Source excerpt —

^^^^^^^^^^^^^^^^

I don't know if this is God's way of teaching me patience or what, but I hope soon He decides to teach me a lesson in starting a new job. 

Wednesday, May 2, 2012

Making Memories


As I said in an earlier post, I had a good lunch yesterday with some old friends.  One of them stated that he had started a journal for his children and was trying to decide when the appropriate time to give it to them would be.  He had decided that when they have children of their own is best.  That way they will appreciate the journal even more.  Hopefully, it will help them understand what was going on "behind the scenes" at the time and what was going through mom and dad's minds when they made some decisions or something happened.

I liked the idea so much that I went to Walmart tonight and bought 3 journals for my kids.  I'm not going to write in them every day, but hopefully will put something in them every month or so and anytime there is a significant event in their life.  Why not do it online?  I think it would have more meaning when they get older if they can read it in my handwriting.  It would be as if I was right there with them telling them the story instead of them reading it.  It will be interesting to see how many of them I fill up for each child.  But I look forward to writing in them and then going back myself to look and see what was going on at that point in their lives.

^^^^^^^^^^^^^^^^

Work to be completed — According to the journaling post, what does the friend hope his journal will do for his children once they have children of their own? List each hoped-for result. Answer using only the journaling post.

^^^^^^^^^^^^^^^^

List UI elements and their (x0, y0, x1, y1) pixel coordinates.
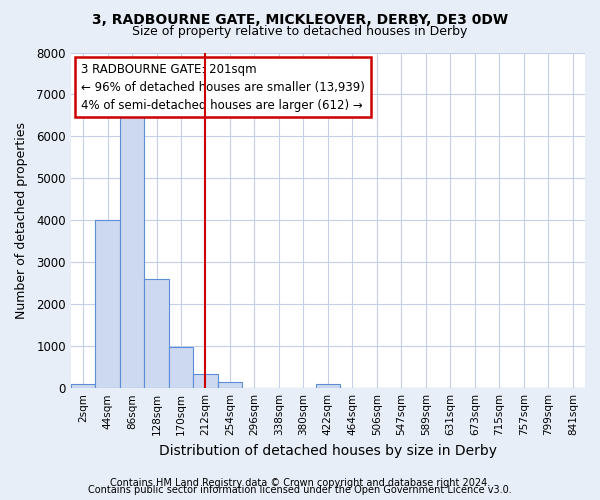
Bar (169, 348, 193, 388)
Bar (95, 220, 120, 388)
Bar (316, 384, 340, 388)
Bar (218, 382, 242, 388)
Text: 3 RADBOURNE GATE: 201sqm
← 96% of detached houses are smaller (13,939)
4% of sem: 3 RADBOURNE GATE: 201sqm ← 96% of detach… (81, 62, 365, 112)
Bar (144, 279, 169, 388)
Bar (71, 384, 95, 388)
Y-axis label: Number of detached properties: Number of detached properties (15, 122, 28, 319)
Bar (193, 374, 218, 388)
X-axis label: Distribution of detached houses by size in Derby: Distribution of detached houses by size … (159, 444, 497, 458)
Text: Contains public sector information licensed under the Open Government Licence v3: Contains public sector information licen… (88, 485, 512, 495)
Text: 3, RADBOURNE GATE, MICKLEOVER, DERBY, DE3 0DW: 3, RADBOURNE GATE, MICKLEOVER, DERBY, DE… (92, 12, 508, 26)
Bar (120, 111, 144, 388)
Text: Size of property relative to detached houses in Derby: Size of property relative to detached ho… (133, 25, 467, 38)
Text: Contains HM Land Registry data © Crown copyright and database right 2024.: Contains HM Land Registry data © Crown c… (110, 478, 490, 488)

^^^^^^^^^^^^^^^^

Exercise response —
- They will appreciate the journal even more.
- It will help them understand what was going on "behind the scenes" at the time.
- It will help them understand what was going through mom and dad's minds when they made some decisions or something happened.